- Goal: Give nothing except the number of lines containing the word "경우에만".

- Dataset records:
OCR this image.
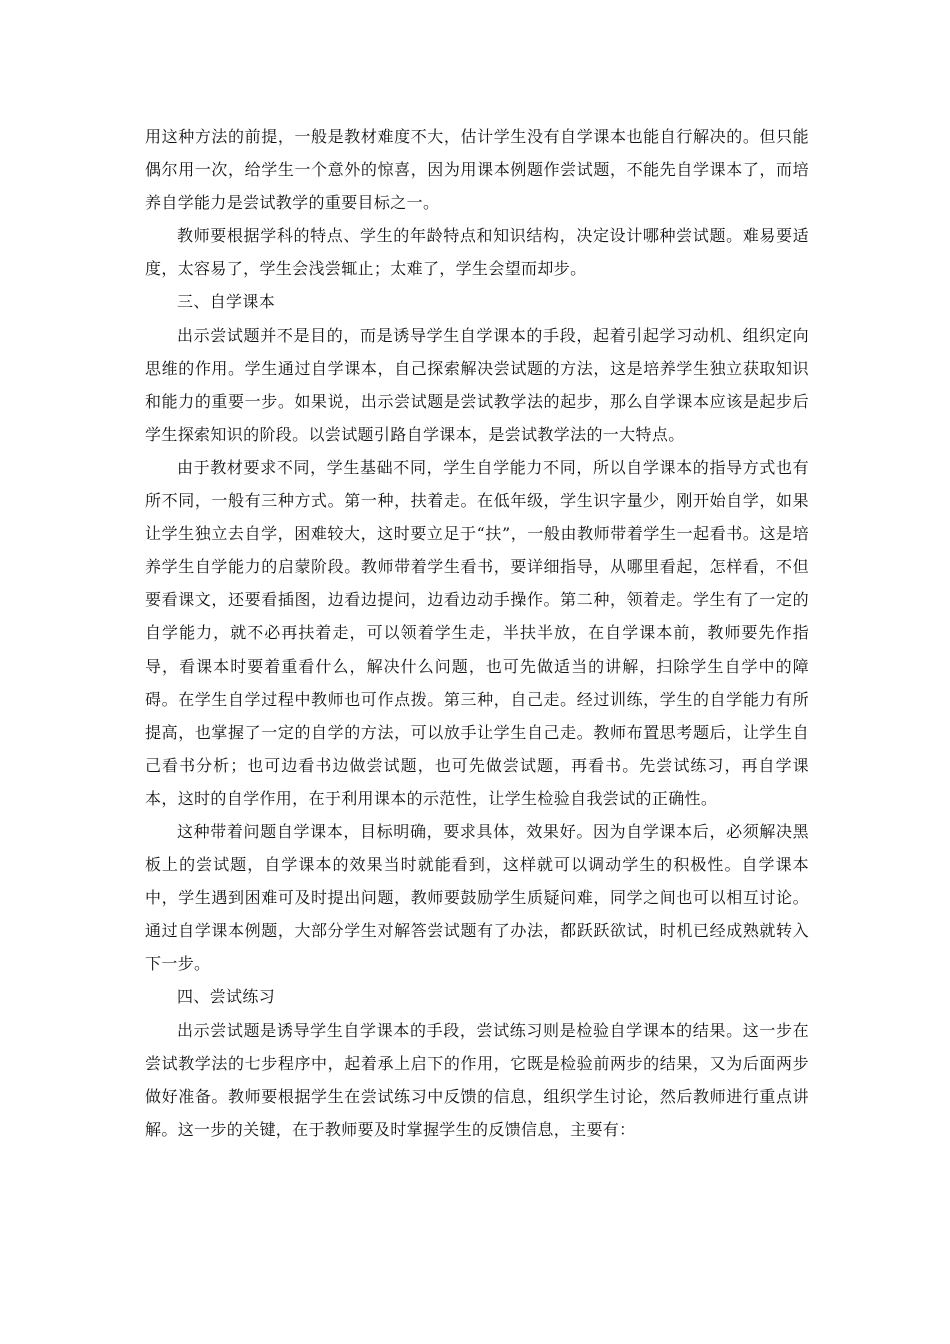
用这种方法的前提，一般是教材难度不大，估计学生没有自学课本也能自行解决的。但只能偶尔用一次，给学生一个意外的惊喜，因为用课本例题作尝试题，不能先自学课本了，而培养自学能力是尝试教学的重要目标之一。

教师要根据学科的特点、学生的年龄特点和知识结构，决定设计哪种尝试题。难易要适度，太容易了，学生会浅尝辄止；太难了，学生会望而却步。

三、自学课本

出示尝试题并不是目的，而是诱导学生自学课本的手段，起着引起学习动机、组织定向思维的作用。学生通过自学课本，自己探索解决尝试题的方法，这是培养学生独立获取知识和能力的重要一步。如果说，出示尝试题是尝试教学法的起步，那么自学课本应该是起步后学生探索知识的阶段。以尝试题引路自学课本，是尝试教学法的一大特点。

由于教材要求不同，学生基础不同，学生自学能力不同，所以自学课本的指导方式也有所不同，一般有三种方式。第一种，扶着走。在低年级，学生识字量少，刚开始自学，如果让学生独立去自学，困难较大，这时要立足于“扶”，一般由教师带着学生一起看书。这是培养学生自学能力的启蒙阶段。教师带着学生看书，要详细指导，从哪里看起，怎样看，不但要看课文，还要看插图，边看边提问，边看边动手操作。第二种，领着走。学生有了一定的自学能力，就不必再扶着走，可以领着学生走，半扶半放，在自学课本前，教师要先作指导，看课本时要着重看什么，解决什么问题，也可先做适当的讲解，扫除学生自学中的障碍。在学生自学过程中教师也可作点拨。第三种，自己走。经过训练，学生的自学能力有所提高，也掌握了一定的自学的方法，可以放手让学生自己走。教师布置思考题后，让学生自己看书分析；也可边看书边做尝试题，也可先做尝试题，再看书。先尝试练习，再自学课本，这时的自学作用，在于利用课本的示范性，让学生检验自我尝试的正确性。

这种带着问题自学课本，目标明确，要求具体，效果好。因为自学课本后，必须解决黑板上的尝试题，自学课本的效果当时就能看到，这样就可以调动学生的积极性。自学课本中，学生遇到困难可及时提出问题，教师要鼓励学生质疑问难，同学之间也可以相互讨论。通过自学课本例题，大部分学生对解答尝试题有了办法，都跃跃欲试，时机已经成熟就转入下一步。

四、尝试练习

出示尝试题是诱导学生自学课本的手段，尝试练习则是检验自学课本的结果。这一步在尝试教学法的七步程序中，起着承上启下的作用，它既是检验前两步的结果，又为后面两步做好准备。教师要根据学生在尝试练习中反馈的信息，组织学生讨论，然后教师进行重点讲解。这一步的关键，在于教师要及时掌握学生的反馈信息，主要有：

* * *

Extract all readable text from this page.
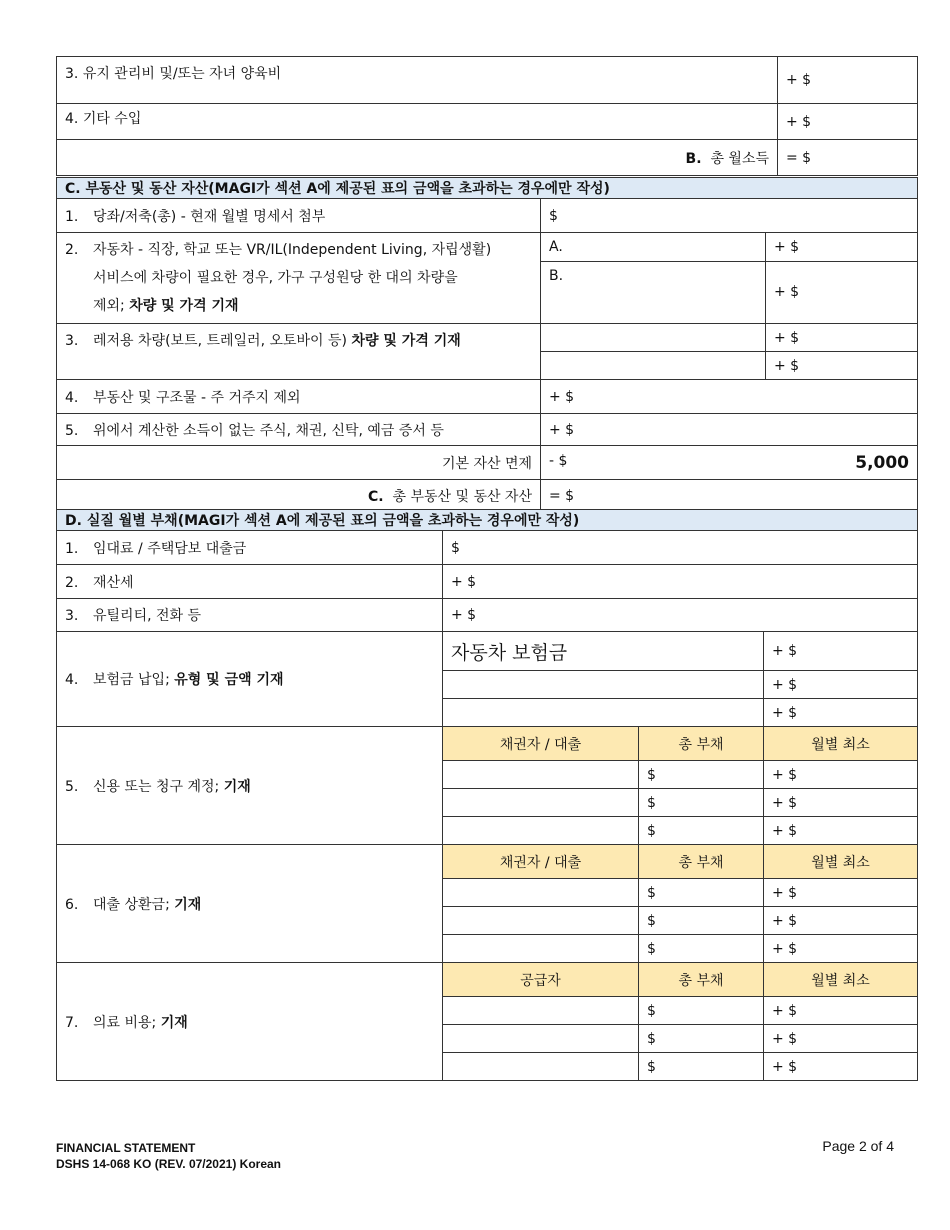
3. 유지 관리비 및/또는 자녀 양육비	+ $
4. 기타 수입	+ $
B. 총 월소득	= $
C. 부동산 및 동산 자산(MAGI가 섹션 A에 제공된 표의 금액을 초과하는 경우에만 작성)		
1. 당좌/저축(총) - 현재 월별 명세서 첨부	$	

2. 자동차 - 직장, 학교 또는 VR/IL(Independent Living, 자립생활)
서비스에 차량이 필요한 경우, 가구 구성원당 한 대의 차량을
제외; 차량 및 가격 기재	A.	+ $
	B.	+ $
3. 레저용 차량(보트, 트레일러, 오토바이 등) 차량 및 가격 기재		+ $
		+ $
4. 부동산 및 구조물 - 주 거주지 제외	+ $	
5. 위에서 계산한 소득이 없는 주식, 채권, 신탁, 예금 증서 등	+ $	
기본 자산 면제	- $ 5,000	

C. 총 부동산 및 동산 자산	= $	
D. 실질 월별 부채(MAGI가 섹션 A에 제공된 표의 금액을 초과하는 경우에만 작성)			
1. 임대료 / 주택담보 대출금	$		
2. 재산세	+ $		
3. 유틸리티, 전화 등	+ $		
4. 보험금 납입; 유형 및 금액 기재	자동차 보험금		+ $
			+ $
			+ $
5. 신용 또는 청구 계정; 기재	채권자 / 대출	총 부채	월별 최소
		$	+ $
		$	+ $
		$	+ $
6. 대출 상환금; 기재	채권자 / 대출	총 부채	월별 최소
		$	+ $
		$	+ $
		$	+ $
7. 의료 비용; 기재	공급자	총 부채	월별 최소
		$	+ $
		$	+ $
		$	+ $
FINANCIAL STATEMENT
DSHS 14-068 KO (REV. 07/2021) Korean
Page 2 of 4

- Problem solution: 2